### Selected extract
◇ ◇ ◇ ◇

So then I added the line
pty /usr/sbin/pppoe -I eth0 -T 80 -m 1464
  
   no, the mtu is 1492. you use 1464 in the ping because your are
   specifying the ping payload. the total packet size ends up being
   1464+28 = 1492. (which is what you had to begin with.) all is not
   lost, we know PMTU works on your end provided you leave the three
   iptable rules mentioned above. it seems like a firewall on the
   mail server is causing icmp 3/4s from reaching the mail server.
   we can't do much about the firewall. ie, the mail server replied
   with packets with size = 1500 (most likely) with DF set, the
   other endpoint of your DSL sent back an icmp 3/4 message back to
   the mail server to send smaller packets, the firewall protecting
   the mail server dropped it and the mail server never knew to send
   you packets of 1492 or less.
  
   there is a 'hack' that may fix this. try and put this in your
   ruleset in the *mangle table (assuming your dsl interface is
   ppp0):
  
   -A POSTROUTING -p tcp --tcp-flags SYN,RST SYN -o ppp0 -j TCPMSS
   --clamp-mss-to-pmtu
  
   or use this from the command line if you don't already have the
   *mangle section:
  
   iptables -t mangle -A POSTROUTING -p tcp --tcp-flags SYN,RST SYN
   -o ppp0 -j TCPMSS --clamp-mss-to-pmtu
  
   what this does is sets the mss of the initial SYN packet to pmtu -
   40. the reciever (the mail server in this instance), then, uses
   the mss to calculate the reply packet size instead of the default
   of 1500. by doing this it would have created packets of the right
   size (1492) and therefore doesn't need PMTU to work.
  
   again, the above rule is in addition to the previous three.

◇ ◇ ◇ ◇

### Information supplied
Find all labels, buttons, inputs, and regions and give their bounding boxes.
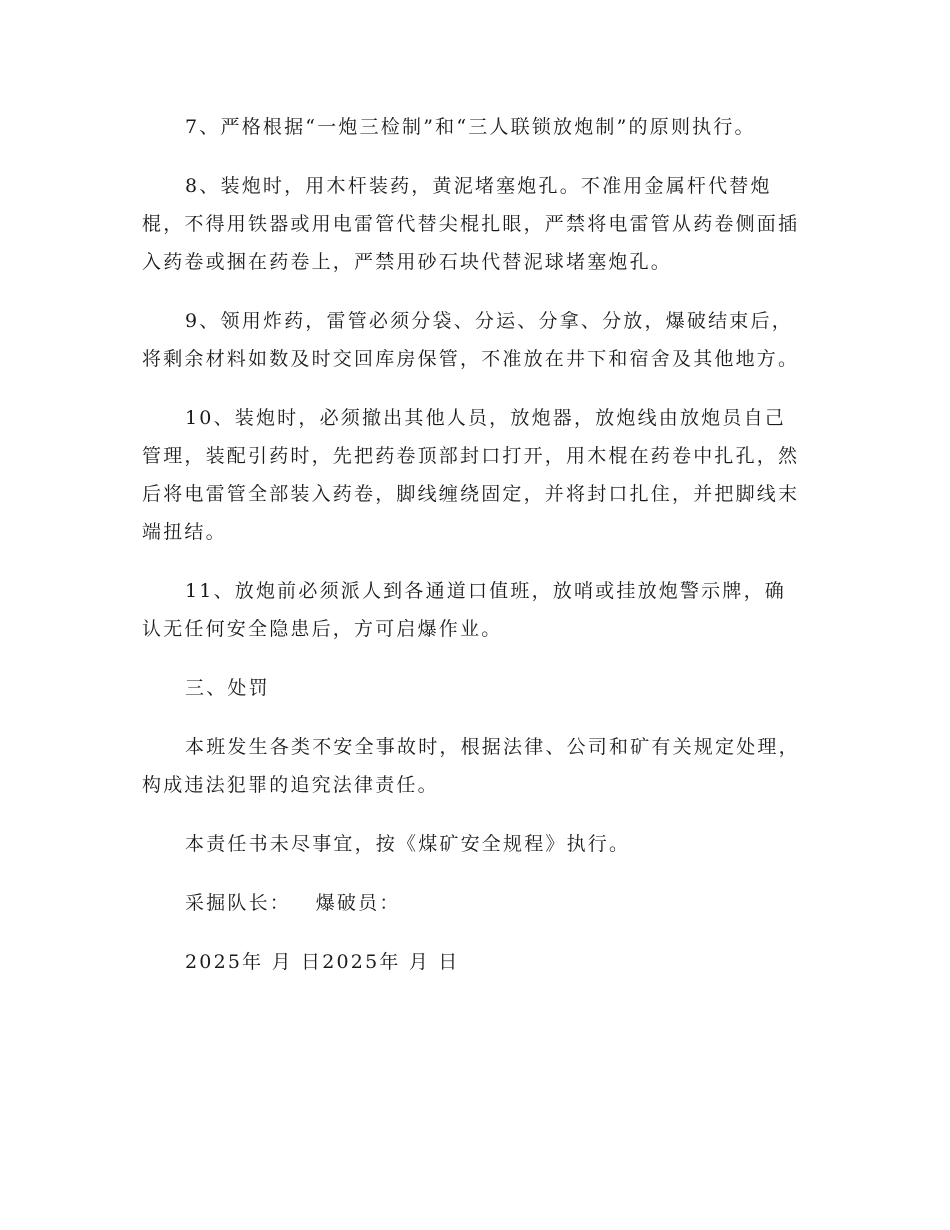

◇ ◇ ◇ ◇

### Required work
1. In the MTU troubleshooting reply, why does the ping use 1464 when the MTU is 1492? Answer in one to three sentences.
2. In the MTU troubleshooting reply, which interface is assumed to be the DSL interface?
3. Reproduce the MTU troubleshooting reply from "or use this" to "PMTU to work.".

### Solutions
1. The 1464 in the ping sets only the payload. The full packet adds 28, so it comes to 1464 + 28 = 1492, which is the MTU.

2. ppp0

3.
or use this from the command line if you don't already have the
   *mangle section:
  
   iptables -t mangle -A POSTROUTING -p tcp --tcp-flags SYN,RST SYN
   -o ppp0 -j TCPMSS --clamp-mss-to-pmtu
  
   what this does is sets the mss of the initial SYN packet to pmtu -
   40. the reciever (the mail server in this instance), then, uses
   the mss to calculate the reply packet size instead of the default
   of 1500. by doing this it would have created packets of the right
   size (1492) and therefore doesn't need PMTU to work.